GIVEN PROBLEM: Check each line of the records below and collect those holding "title".

Data entries for graphics:
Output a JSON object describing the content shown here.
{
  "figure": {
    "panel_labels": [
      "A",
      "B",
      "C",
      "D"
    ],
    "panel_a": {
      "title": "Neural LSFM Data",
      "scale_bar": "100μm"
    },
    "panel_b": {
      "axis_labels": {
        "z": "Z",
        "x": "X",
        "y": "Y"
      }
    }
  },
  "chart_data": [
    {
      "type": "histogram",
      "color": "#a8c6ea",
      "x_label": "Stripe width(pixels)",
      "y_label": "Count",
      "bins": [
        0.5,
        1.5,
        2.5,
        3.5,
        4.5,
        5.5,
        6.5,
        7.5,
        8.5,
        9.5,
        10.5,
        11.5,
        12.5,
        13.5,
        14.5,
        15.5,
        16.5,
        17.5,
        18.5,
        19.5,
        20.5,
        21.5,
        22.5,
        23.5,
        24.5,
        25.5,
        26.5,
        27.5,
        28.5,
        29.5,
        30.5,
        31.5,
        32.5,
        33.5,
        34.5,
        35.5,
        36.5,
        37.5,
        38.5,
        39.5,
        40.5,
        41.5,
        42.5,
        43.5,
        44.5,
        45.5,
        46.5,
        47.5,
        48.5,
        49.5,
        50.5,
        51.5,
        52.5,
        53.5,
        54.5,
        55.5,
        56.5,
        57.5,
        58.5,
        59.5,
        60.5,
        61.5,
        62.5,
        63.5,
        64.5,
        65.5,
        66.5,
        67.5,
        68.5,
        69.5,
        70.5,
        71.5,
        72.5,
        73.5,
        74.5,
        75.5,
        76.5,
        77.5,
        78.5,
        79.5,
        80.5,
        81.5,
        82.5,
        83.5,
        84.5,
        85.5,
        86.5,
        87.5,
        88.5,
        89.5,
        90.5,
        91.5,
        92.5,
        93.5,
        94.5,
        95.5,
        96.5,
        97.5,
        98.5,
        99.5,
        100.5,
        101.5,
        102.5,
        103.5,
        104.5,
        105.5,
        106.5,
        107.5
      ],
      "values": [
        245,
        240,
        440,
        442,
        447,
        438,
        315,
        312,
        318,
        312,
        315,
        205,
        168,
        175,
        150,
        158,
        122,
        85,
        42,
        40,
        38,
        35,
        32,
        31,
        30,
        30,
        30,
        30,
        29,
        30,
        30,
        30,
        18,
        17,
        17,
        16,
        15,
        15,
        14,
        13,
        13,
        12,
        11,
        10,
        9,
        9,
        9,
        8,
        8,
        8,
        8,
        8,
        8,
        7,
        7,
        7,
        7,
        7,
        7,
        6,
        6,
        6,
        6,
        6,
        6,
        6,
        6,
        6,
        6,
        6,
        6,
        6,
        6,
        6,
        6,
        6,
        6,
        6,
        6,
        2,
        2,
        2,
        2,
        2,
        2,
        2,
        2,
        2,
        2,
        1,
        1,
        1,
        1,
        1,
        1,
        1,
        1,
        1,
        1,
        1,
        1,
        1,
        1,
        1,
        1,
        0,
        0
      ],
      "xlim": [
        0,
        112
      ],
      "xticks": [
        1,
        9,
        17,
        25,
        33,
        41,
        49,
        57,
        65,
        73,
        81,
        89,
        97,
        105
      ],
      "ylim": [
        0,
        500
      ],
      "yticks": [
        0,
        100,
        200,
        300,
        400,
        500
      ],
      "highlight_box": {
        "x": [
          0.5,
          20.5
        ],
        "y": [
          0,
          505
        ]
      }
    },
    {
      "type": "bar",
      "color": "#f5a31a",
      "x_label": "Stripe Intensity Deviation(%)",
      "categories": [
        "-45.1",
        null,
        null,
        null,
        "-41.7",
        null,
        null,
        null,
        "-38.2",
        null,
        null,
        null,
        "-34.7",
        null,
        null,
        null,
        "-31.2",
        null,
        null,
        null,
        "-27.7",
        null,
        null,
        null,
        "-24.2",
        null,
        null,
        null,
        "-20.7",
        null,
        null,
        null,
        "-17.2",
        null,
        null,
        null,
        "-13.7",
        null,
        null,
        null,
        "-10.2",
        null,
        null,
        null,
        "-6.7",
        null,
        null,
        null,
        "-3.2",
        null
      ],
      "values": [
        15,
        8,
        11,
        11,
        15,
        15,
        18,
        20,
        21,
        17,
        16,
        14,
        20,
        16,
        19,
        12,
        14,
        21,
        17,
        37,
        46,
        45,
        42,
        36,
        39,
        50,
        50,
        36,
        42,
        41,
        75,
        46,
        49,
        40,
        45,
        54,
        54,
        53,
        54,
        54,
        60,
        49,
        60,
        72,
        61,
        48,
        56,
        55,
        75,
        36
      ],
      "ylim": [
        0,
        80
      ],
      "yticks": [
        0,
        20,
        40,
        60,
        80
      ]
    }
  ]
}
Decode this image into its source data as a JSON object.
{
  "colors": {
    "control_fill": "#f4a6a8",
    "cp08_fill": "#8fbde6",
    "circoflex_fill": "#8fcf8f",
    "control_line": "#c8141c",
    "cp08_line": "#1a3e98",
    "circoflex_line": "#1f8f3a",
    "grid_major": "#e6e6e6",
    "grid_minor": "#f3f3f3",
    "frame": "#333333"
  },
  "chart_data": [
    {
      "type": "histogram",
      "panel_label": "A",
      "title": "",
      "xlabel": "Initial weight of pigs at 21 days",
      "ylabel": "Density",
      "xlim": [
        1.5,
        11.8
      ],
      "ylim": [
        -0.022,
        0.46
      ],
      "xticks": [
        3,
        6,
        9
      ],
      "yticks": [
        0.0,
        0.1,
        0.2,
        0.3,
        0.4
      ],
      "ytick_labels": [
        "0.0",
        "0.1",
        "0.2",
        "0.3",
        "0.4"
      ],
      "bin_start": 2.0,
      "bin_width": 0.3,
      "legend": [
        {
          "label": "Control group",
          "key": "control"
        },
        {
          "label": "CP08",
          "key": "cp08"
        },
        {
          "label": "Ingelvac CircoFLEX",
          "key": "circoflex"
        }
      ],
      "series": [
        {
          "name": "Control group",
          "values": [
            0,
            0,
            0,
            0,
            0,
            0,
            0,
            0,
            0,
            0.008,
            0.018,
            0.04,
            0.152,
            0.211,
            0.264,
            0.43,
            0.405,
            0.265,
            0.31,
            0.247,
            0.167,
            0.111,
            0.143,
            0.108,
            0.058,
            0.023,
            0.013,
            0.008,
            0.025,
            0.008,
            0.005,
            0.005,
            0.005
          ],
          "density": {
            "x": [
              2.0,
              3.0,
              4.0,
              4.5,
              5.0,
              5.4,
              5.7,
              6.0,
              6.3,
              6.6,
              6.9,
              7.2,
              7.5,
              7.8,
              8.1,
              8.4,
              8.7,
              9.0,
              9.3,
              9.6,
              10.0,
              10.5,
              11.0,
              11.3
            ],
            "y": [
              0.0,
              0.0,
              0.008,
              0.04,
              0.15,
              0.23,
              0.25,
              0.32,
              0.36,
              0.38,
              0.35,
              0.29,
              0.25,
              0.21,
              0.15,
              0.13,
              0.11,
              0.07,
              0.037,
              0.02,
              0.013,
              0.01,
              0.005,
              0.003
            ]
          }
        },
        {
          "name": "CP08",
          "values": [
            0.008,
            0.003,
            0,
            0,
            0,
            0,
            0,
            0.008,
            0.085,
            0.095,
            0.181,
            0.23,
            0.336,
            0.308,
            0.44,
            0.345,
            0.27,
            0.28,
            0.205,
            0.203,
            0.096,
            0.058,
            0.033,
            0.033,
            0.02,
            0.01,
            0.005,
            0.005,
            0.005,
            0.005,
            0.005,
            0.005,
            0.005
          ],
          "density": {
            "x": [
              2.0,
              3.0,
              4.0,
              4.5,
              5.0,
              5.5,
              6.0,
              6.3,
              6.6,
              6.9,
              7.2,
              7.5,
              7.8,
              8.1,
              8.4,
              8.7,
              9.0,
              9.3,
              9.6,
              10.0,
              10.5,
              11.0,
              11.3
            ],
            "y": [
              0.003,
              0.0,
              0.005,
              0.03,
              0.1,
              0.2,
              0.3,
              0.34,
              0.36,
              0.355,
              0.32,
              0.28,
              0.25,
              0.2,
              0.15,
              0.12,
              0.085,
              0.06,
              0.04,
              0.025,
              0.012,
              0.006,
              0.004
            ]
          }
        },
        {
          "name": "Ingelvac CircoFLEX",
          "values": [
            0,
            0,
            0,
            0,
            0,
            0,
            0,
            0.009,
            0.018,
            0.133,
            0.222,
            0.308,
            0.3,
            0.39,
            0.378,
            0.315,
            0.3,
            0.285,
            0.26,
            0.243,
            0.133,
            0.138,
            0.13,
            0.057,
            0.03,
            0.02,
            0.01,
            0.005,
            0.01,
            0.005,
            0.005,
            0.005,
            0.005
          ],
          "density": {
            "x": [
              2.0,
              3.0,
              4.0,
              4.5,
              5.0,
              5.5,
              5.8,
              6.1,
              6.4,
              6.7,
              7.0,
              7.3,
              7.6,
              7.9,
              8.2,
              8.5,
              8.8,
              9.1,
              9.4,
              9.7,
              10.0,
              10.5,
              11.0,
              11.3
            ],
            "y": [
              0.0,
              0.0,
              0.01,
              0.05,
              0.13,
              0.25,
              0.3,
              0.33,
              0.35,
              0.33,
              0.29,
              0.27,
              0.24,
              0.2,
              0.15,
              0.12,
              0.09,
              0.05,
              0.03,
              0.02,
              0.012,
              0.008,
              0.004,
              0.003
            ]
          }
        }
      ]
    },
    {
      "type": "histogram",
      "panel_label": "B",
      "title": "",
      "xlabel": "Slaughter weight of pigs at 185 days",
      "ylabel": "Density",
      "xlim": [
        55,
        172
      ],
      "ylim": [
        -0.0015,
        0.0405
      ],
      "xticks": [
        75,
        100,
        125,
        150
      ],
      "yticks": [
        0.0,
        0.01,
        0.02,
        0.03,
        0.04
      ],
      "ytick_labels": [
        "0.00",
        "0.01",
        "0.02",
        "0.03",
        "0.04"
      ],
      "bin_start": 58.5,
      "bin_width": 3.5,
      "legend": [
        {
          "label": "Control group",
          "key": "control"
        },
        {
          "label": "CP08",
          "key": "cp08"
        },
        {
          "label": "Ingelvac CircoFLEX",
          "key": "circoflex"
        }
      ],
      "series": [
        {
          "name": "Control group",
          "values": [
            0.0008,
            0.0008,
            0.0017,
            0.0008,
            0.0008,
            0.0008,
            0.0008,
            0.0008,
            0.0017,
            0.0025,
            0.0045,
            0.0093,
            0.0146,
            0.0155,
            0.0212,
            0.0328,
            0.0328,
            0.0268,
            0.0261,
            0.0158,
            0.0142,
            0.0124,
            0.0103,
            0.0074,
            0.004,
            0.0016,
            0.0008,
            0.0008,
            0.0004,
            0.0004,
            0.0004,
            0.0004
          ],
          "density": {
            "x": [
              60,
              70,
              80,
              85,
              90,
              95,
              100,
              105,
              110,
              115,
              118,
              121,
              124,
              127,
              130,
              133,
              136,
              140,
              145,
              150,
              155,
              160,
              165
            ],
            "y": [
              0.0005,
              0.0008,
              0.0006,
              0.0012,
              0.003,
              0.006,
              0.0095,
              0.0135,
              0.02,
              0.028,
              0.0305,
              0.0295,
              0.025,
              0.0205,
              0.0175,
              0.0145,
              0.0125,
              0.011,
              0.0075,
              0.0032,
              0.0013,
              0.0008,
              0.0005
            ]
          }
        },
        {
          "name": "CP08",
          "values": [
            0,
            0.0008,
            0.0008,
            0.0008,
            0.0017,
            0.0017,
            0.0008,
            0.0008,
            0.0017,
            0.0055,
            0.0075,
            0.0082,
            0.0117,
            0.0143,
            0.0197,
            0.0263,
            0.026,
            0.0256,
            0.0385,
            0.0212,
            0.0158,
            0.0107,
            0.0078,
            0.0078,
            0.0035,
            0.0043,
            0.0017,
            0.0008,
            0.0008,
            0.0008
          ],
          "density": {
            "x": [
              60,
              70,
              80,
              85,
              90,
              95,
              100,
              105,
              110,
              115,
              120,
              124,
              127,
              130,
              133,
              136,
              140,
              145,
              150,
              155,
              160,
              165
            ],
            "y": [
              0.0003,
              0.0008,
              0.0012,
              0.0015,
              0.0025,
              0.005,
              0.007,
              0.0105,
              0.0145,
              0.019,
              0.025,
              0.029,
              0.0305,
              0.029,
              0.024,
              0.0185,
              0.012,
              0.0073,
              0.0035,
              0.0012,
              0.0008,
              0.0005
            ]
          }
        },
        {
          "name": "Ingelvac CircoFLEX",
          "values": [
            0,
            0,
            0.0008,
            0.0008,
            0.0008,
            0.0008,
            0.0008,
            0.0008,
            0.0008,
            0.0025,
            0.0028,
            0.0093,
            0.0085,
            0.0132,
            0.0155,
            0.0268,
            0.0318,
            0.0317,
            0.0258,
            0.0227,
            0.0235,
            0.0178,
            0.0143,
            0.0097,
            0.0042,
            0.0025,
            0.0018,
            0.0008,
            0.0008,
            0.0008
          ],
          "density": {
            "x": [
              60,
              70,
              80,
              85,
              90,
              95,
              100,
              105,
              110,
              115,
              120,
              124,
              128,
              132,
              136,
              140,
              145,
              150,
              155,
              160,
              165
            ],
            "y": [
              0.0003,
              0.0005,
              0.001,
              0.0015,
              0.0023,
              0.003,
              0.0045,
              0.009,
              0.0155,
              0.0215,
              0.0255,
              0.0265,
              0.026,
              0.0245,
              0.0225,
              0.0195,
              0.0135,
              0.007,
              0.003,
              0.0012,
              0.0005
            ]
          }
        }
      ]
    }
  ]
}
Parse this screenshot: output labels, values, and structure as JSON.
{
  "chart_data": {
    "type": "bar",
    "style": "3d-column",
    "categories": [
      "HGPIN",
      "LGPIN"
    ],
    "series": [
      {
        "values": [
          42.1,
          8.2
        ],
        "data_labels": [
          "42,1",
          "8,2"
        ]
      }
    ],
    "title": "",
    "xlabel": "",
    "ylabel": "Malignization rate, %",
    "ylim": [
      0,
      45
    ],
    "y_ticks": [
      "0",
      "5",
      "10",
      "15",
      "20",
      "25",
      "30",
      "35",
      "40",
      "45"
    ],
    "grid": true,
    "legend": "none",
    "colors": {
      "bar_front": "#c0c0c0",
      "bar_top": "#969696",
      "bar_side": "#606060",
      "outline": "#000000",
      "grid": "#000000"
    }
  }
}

EXERCISE OUTPUT:
      "title": "Neural LSFM Data",
      "title": "",
      "title": "",
    "title": "",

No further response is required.